#### [Instruction]
Locate the lines where "xlabel" occurs and copy them as they stand.

Excerpts from a figure dataset:
######
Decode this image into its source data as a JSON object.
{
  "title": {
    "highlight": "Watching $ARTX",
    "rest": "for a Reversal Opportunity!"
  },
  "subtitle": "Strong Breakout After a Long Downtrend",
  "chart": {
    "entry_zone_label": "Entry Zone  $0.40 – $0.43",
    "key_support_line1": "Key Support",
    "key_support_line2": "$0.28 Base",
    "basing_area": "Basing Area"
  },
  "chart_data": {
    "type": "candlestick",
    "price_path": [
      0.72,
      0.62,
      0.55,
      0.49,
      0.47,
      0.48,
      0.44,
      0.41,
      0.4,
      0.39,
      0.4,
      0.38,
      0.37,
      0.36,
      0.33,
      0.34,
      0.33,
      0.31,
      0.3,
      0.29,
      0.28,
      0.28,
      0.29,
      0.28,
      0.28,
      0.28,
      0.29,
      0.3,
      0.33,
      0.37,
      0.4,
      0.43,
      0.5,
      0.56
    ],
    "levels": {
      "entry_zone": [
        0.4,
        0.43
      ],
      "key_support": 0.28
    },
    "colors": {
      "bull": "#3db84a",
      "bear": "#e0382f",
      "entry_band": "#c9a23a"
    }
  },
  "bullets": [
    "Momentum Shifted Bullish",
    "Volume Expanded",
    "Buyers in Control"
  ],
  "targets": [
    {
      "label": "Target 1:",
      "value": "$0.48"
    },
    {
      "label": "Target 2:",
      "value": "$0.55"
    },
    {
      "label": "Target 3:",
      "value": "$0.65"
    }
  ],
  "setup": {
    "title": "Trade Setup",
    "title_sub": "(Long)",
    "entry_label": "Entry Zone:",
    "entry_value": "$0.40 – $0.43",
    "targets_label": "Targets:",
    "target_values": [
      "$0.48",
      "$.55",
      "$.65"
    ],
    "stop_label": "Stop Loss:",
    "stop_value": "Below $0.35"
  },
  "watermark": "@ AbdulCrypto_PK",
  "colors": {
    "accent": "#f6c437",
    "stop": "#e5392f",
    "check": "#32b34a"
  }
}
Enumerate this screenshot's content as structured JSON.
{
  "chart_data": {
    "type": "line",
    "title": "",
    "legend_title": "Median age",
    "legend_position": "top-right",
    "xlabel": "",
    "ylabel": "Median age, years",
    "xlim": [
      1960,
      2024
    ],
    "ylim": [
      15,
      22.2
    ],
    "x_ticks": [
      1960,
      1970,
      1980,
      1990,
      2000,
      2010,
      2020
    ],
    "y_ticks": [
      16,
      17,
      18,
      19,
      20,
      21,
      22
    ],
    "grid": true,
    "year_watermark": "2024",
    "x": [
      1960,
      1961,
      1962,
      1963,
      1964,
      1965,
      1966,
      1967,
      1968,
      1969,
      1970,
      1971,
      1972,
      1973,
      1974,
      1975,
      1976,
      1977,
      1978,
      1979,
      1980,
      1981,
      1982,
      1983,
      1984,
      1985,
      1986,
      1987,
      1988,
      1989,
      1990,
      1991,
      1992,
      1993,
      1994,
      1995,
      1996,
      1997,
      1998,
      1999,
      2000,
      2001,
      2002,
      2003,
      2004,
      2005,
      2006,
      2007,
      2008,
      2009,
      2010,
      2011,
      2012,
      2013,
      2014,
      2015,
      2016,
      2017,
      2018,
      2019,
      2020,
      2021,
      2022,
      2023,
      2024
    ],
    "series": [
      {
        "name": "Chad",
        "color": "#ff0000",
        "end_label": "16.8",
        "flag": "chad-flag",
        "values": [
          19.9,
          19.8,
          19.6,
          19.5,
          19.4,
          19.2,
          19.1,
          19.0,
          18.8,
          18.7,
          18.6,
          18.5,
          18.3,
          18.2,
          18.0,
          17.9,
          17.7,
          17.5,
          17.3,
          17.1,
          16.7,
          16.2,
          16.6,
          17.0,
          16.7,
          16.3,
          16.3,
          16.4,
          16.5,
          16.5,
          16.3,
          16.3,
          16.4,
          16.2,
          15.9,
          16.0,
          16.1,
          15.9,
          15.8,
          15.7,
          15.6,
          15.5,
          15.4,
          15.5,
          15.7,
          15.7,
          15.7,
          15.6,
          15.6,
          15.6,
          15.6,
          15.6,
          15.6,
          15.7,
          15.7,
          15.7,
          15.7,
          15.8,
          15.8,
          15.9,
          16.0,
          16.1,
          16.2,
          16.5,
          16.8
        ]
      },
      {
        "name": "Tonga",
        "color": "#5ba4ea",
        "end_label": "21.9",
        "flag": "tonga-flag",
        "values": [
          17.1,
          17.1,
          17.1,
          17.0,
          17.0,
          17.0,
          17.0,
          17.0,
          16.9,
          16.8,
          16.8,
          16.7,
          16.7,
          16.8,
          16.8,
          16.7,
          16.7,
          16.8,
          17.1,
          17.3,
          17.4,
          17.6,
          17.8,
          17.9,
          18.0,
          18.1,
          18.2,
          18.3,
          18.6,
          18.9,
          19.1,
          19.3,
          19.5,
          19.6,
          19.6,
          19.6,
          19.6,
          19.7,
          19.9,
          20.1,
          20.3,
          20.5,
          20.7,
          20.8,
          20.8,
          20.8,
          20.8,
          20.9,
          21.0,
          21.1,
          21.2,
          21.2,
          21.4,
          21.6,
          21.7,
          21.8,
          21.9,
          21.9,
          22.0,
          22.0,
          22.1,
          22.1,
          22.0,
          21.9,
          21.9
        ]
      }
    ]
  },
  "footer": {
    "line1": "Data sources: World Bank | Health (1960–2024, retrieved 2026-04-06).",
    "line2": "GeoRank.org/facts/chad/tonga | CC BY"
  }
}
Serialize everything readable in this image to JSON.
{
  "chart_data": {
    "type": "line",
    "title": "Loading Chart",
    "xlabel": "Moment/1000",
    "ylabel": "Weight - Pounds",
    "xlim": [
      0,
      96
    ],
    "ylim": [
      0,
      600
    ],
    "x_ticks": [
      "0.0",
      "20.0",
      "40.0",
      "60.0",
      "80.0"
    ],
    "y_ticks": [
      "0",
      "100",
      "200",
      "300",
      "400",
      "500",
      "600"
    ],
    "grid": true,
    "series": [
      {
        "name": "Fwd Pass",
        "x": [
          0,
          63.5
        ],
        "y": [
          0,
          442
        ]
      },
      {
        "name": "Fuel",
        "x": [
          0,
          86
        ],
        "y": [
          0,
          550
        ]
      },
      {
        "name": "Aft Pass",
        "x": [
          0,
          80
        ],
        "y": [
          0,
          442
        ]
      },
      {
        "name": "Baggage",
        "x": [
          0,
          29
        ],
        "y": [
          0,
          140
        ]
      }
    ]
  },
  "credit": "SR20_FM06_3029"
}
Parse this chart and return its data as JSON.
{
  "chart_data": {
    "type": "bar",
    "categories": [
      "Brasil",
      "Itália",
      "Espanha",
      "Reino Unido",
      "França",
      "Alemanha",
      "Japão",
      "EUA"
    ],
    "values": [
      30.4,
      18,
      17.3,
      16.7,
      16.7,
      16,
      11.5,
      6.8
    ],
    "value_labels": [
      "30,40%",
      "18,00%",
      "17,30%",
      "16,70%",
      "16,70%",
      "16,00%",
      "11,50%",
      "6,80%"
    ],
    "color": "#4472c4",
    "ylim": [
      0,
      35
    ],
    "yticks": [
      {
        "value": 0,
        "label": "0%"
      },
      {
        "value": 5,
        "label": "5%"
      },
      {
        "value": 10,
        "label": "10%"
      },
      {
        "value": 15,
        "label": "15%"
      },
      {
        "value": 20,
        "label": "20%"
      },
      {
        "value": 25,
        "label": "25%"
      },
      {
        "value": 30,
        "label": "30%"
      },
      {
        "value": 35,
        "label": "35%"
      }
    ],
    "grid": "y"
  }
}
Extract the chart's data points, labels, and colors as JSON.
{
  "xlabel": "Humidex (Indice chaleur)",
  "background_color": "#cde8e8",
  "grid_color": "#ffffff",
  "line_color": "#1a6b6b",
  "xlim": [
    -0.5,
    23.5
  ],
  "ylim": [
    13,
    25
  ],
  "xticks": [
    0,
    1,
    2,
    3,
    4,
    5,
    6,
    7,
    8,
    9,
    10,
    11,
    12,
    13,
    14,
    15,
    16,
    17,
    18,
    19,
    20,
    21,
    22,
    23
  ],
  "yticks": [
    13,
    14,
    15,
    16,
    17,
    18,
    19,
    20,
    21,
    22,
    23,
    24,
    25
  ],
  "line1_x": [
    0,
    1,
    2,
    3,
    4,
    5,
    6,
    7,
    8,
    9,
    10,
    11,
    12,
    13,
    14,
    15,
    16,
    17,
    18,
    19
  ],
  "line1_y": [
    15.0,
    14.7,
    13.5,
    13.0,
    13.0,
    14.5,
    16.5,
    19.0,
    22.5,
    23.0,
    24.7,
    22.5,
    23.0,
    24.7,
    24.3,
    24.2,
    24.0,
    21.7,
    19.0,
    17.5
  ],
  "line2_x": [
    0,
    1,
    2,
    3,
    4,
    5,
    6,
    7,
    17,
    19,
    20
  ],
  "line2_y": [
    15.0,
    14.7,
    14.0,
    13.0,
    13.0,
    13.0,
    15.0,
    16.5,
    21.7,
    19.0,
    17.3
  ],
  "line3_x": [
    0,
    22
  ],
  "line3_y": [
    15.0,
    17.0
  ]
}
######
#### [Result]
    "xlabel": "",
    "xlabel": "Moment/1000",
  "xlabel": "Humidex (Indice chaleur)",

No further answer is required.